▸ **Exercise brief**:
Return each line of the records holding the string "coding".

▸ **Information shown**:
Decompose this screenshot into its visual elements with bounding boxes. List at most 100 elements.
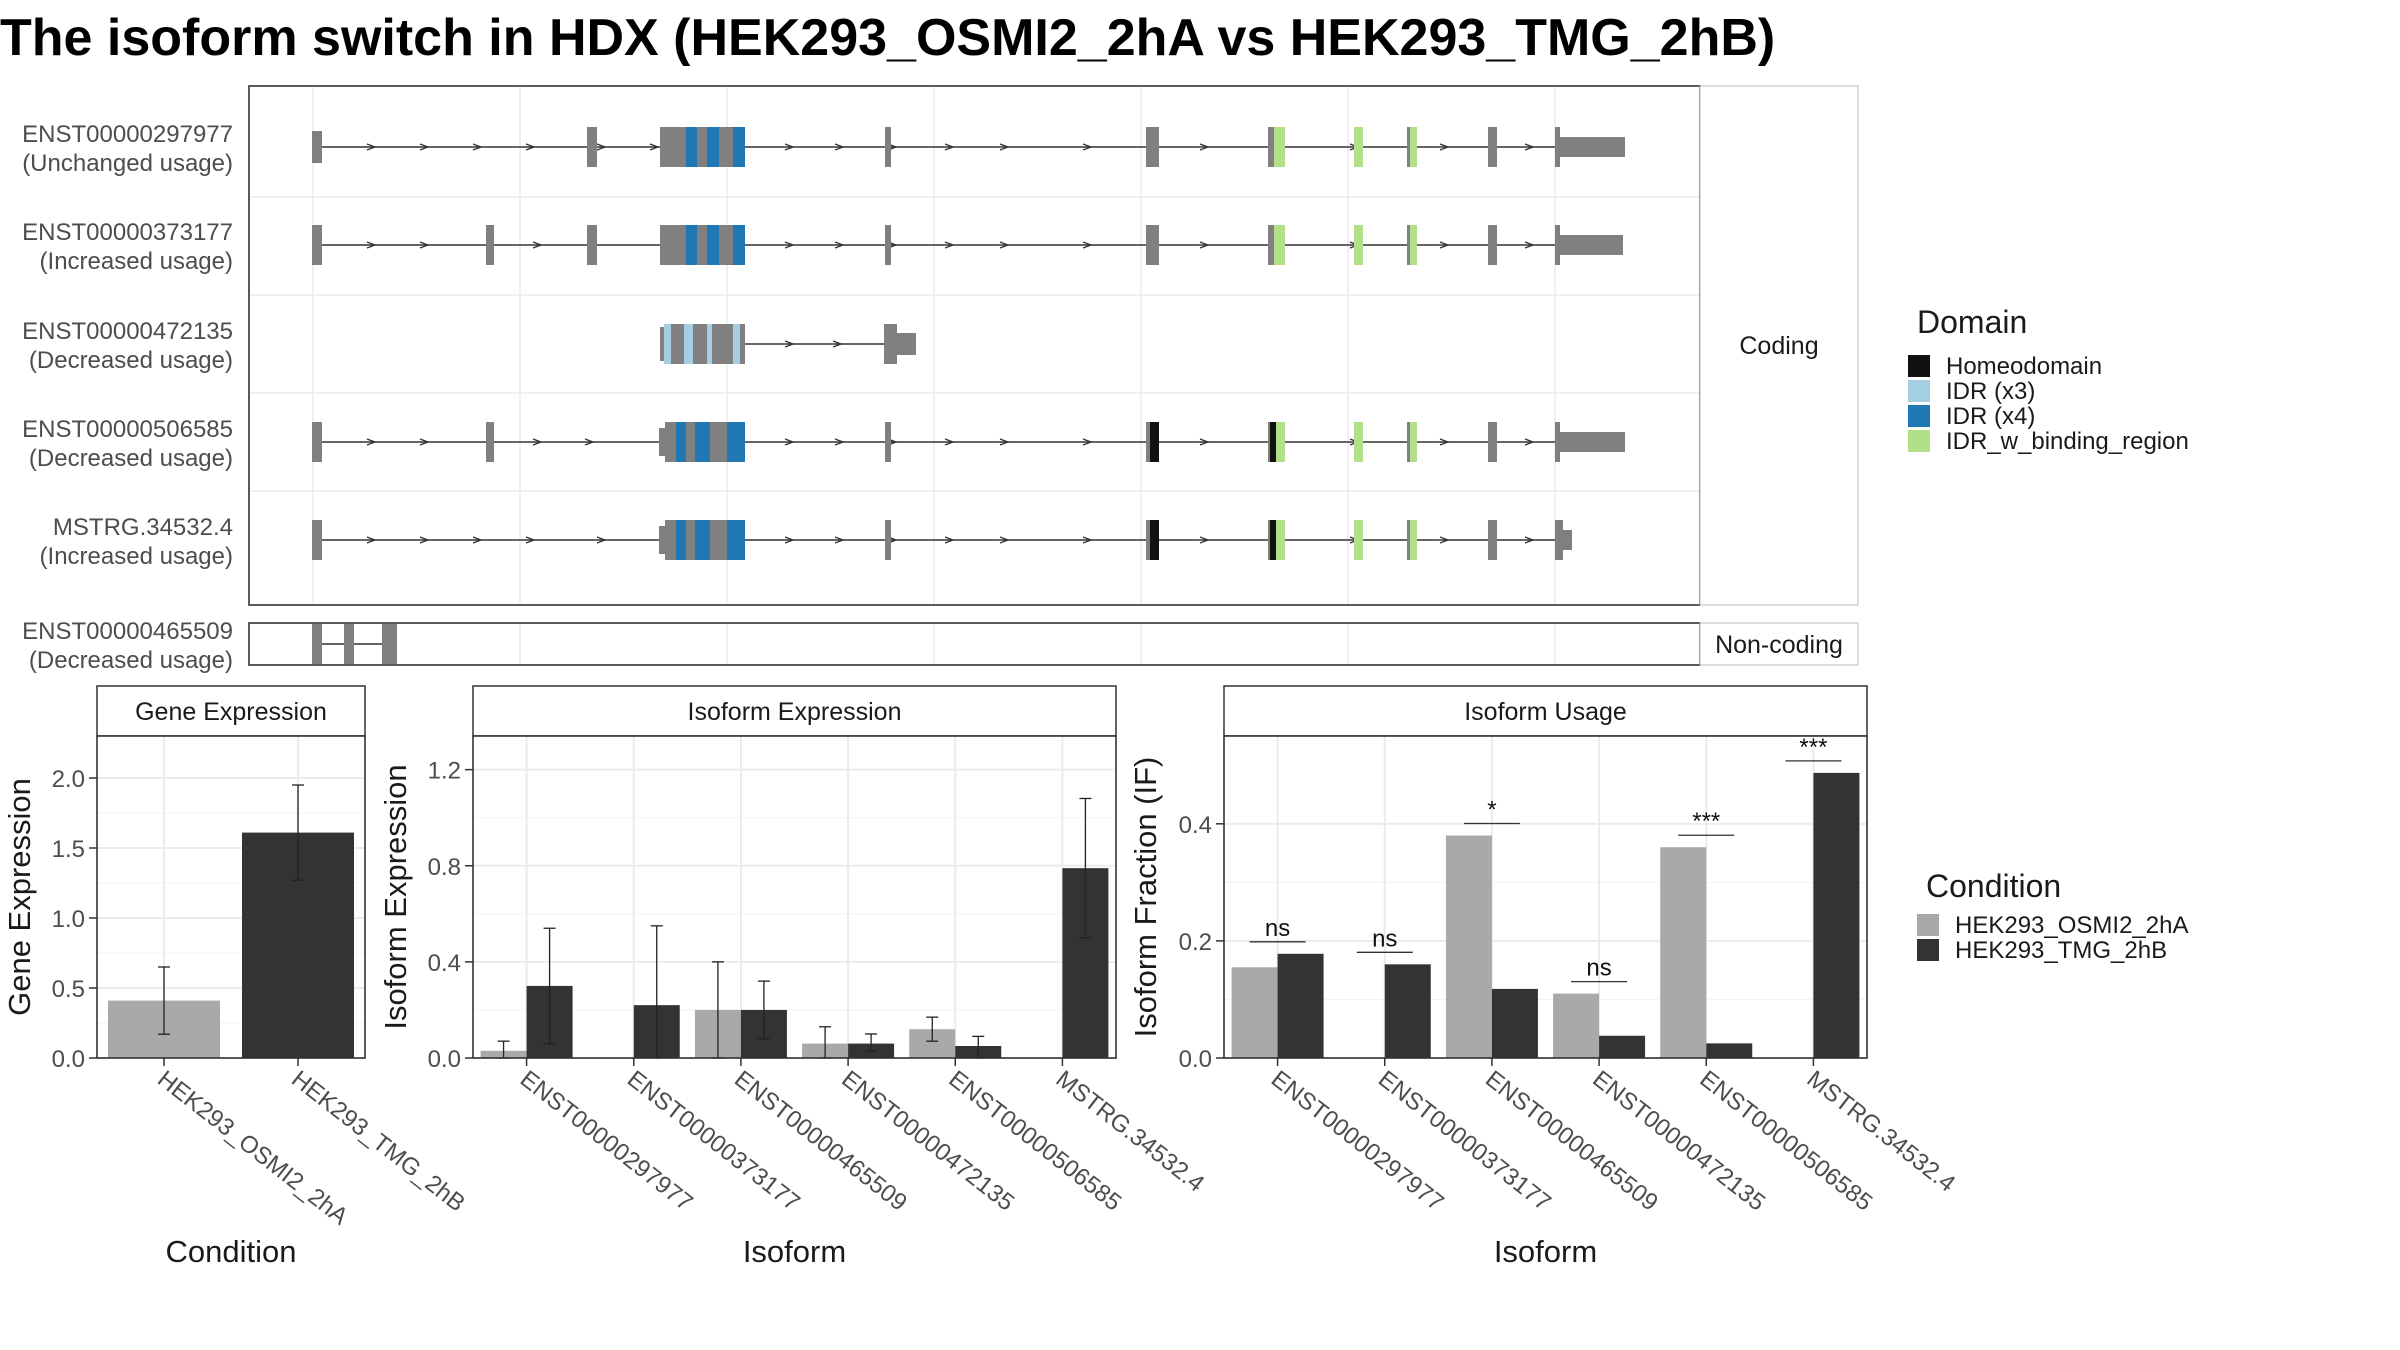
- intron-direction-arrow: [1439, 241, 1450, 249]
- significance-label: ns: [1372, 925, 1397, 952]
- exon: [1560, 235, 1623, 255]
- intron-direction-arrow: [944, 438, 955, 446]
- coding-strip: [1699, 85, 1859, 606]
- panel-border: [472, 735, 1117, 1059]
- panel-strip: [96, 685, 366, 737]
- exon: [1146, 127, 1159, 167]
- transcript-structure-plot: Coding Non-coding ENST00000297977(Unchan…: [22, 85, 1859, 674]
- intron-direction-arrow: [784, 340, 795, 348]
- transcript-usage-label: (Increased usage): [40, 543, 233, 570]
- domain-segment: [1270, 422, 1276, 462]
- exon: [1488, 127, 1497, 167]
- exon: [1488, 520, 1497, 560]
- transcript-id-label: ENST00000465509: [22, 618, 233, 645]
- significance-label: *: [1487, 797, 1496, 824]
- intron-direction-arrow: [944, 536, 955, 544]
- intron-direction-arrow: [1199, 536, 1210, 544]
- exon: [719, 225, 733, 265]
- domain-segment: [1354, 127, 1363, 167]
- domain-segment: [707, 127, 719, 167]
- intron-direction-arrow: [834, 536, 845, 544]
- intron-direction-arrow: [999, 143, 1010, 151]
- legend-label: HEK293_OSMI2_2hA: [1955, 912, 2188, 939]
- condition-legend-title: Condition: [1926, 868, 2061, 904]
- x-tick-label: ENST00000506585: [1695, 1065, 1878, 1216]
- bar: [1706, 1043, 1753, 1058]
- domain-segment: [1274, 225, 1285, 265]
- transcript-usage-label: (Decreased usage): [29, 347, 233, 374]
- x-tick-label: ENST00000373177: [622, 1065, 805, 1216]
- bar: [1660, 847, 1707, 1058]
- y-tick-label: 2.0: [52, 766, 85, 793]
- exon: [660, 327, 664, 361]
- exon: [312, 131, 322, 163]
- gene-expression-panel: Gene Expression0.00.51.01.52.0HEK293_OSM…: [2, 685, 470, 1269]
- intron-direction-arrow: [584, 438, 595, 446]
- x-axis-title: Condition: [166, 1234, 297, 1269]
- exon: [312, 624, 322, 664]
- domain-segment: [684, 324, 693, 364]
- intron-direction-arrow: [1199, 241, 1210, 249]
- x-axis-title: Isoform: [1494, 1234, 1597, 1269]
- legend-label: IDR (x4): [1946, 403, 2035, 430]
- exon: [897, 333, 916, 355]
- exon: [697, 225, 707, 265]
- domain-segment: [1354, 422, 1363, 462]
- legend-key: [1908, 355, 1930, 377]
- transcript-track: [312, 225, 1623, 265]
- domain-segment: [664, 324, 671, 364]
- transcript-track: [312, 624, 397, 664]
- x-tick-label: ENST00000506585: [944, 1065, 1127, 1216]
- domain-segment: [1270, 520, 1276, 560]
- intron-direction-arrow: [596, 536, 607, 544]
- intron-direction-arrow: [1524, 143, 1535, 151]
- exon: [1555, 520, 1563, 560]
- exon: [1488, 225, 1497, 265]
- legend-label: Homeodomain: [1946, 353, 2102, 380]
- exon: [665, 422, 676, 462]
- exon: [659, 526, 665, 554]
- exon: [1555, 127, 1560, 167]
- intron-direction-arrow: [999, 536, 1010, 544]
- domain-segment: [1274, 127, 1285, 167]
- exon: [587, 127, 597, 167]
- exon: [712, 324, 733, 364]
- exon: [1407, 520, 1410, 560]
- y-axis-title: Isoform Expression: [378, 764, 413, 1029]
- transcript-id-label: ENST00000297977: [22, 121, 233, 148]
- transcript-track: [312, 422, 1625, 462]
- intron-direction-arrow: [419, 143, 430, 151]
- exon: [671, 324, 684, 364]
- intron-direction-arrow: [944, 241, 955, 249]
- isoform-expression-panel: Isoform Expression 0.0 0.4 0.8 1.2 ENST000002…: [378, 685, 1209, 1269]
- domain-segment: [1276, 422, 1285, 462]
- y-tick-label: 1.0: [52, 906, 85, 933]
- intron-direction-arrow: [832, 340, 843, 348]
- intron-direction-arrow: [1439, 536, 1450, 544]
- legend-key: [1917, 914, 1939, 936]
- y-tick-label: 0.5: [52, 976, 85, 1003]
- intron-direction-arrow: [419, 438, 430, 446]
- intron-direction-arrow: [596, 143, 607, 151]
- panel-title: Isoform Usage: [1464, 698, 1627, 726]
- domain-segment: [1150, 422, 1159, 462]
- intron-direction-arrow: [834, 438, 845, 446]
- intron-direction-arrow: [525, 536, 536, 544]
- intron-direction-arrow: [366, 438, 377, 446]
- exon: [486, 422, 494, 462]
- intron-direction-arrow: [532, 438, 543, 446]
- intron-direction-arrow: [834, 241, 845, 249]
- y-tick-label: 0.0: [1179, 1046, 1212, 1073]
- domain-segment: [686, 225, 697, 265]
- exon: [885, 127, 891, 167]
- exon: [1146, 225, 1159, 265]
- exon: [344, 624, 354, 664]
- domain-segment: [1276, 520, 1285, 560]
- exon: [1560, 432, 1625, 452]
- domain-segment: [1410, 127, 1417, 167]
- intron-direction-arrow: [1439, 143, 1450, 151]
- intron-direction-arrow: [1199, 143, 1210, 151]
- intron-direction-arrow: [525, 143, 536, 151]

▸ **Response to the exercise**:
- coding-strip: [1699, 85, 1859, 606]
- transcript-structure-plot: Coding Non-coding ENST00000297977(Unchan…: [22, 85, 1859, 674]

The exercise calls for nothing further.